#### [Problem details]
Every entry here needs to be repeated exactly.

#### [Data]
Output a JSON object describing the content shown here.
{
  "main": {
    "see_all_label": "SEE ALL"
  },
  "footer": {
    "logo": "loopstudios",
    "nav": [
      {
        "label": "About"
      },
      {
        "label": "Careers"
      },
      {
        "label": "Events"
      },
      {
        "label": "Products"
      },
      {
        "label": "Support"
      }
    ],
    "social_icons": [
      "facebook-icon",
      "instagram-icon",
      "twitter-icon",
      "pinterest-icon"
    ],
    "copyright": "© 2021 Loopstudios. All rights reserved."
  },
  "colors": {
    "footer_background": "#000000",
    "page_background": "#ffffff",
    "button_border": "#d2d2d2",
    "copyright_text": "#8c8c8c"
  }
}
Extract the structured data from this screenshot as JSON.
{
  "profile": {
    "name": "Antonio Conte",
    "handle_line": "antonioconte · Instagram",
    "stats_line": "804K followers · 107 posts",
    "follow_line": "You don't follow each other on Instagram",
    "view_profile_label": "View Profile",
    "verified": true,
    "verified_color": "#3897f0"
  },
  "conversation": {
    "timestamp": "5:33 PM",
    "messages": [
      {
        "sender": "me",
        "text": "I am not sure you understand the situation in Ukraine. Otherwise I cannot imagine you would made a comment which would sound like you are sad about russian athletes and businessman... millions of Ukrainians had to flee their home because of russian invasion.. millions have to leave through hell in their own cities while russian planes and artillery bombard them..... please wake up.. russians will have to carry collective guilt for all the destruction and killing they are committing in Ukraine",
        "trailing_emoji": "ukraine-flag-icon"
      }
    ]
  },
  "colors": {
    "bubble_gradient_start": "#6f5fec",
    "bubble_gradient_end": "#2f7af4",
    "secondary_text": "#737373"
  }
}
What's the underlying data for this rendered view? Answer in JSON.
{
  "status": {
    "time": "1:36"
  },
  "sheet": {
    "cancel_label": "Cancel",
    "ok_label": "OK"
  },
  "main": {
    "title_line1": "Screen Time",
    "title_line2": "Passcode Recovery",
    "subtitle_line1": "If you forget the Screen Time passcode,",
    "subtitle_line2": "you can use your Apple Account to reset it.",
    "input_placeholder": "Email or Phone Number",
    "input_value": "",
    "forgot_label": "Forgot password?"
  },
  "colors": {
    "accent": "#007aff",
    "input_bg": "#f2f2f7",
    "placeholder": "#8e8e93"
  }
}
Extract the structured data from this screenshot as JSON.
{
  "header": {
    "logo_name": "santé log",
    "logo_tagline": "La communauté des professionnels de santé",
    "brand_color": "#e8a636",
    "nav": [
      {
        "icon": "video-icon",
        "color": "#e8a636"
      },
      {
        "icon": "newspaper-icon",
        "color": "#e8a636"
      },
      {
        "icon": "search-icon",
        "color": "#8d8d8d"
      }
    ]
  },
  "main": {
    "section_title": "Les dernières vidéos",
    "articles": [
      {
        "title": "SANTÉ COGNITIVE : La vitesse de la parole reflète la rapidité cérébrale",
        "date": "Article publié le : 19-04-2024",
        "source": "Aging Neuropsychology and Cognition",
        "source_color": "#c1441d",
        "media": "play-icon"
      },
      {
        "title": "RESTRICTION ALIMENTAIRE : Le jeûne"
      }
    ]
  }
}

#### [Answer to the exercise]
Output a JSON object describing the content shown here.
{
  "main": {
    "see_all_label": "SEE ALL"
  },
  "footer": {
    "logo": "loopstudios",
    "nav": [
      {
        "label": "About"
      },
      {
        "label": "Careers"
      },
      {
        "label": "Events"
      },
      {
        "label": "Products"
      },
      {
        "label": "Support"
      }
    ],
    "social_icons": [
      "facebook-icon",
      "instagram-icon",
      "twitter-icon",
      "pinterest-icon"
    ],
    "copyright": "© 2021 Loopstudios. All rights reserved."
  },
  "colors": {
    "footer_background": "#000000",
    "page_background": "#ffffff",
    "button_border": "#d2d2d2",
    "copyright_text": "#8c8c8c"
  }
}
Extract the structured data from this screenshot as JSON.
{
  "profile": {
    "name": "Antonio Conte",
    "handle_line": "antonioconte · Instagram",
    "stats_line": "804K followers · 107 posts",
    "follow_line": "You don't follow each other on Instagram",
    "view_profile_label": "View Profile",
    "verified": true,
    "verified_color": "#3897f0"
  },
  "conversation": {
    "timestamp": "5:33 PM",
    "messages": [
      {
        "sender": "me",
        "text": "I am not sure you understand the situation in Ukraine. Otherwise I cannot imagine you would made a comment which would sound like you are sad about russian athletes and businessman... millions of Ukrainians had to flee their home because of russian invasion.. millions have to leave through hell in their own cities while russian planes and artillery bombard them..... please wake up.. russians will have to carry collective guilt for all the destruction and killing they are committing in Ukraine",
        "trailing_emoji": "ukraine-flag-icon"
      }
    ]
  },
  "colors": {
    "bubble_gradient_start": "#6f5fec",
    "bubble_gradient_end": "#2f7af4",
    "secondary_text": "#737373"
  }
}
What's the underlying data for this rendered view? Answer in JSON.
{
  "status": {
    "time": "1:36"
  },
  "sheet": {
    "cancel_label": "Cancel",
    "ok_label": "OK"
  },
  "main": {
    "title_line1": "Screen Time",
    "title_line2": "Passcode Recovery",
    "subtitle_line1": "If you forget the Screen Time passcode,",
    "subtitle_line2": "you can use your Apple Account to reset it.",
    "input_placeholder": "Email or Phone Number",
    "input_value": "",
    "forgot_label": "Forgot password?"
  },
  "colors": {
    "accent": "#007aff",
    "input_bg": "#f2f2f7",
    "placeholder": "#8e8e93"
  }
}
Extract the structured data from this screenshot as JSON.
{
  "header": {
    "logo_name": "santé log",
    "logo_tagline": "La communauté des professionnels de santé",
    "brand_color": "#e8a636",
    "nav": [
      {
        "icon": "video-icon",
        "color": "#e8a636"
      },
      {
        "icon": "newspaper-icon",
        "color": "#e8a636"
      },
      {
        "icon": "search-icon",
        "color": "#8d8d8d"
      }
    ]
  },
  "main": {
    "section_title": "Les dernières vidéos",
    "articles": [
      {
        "title": "SANTÉ COGNITIVE : La vitesse de la parole reflète la rapidité cérébrale",
        "date": "Article publié le : 19-04-2024",
        "source": "Aging Neuropsychology and Cognition",
        "source_color": "#c1441d",
        "media": "play-icon"
      },
      {
        "title": "RESTRICTION ALIMENTAIRE : Le jeûne"
      }
    ]
  }
}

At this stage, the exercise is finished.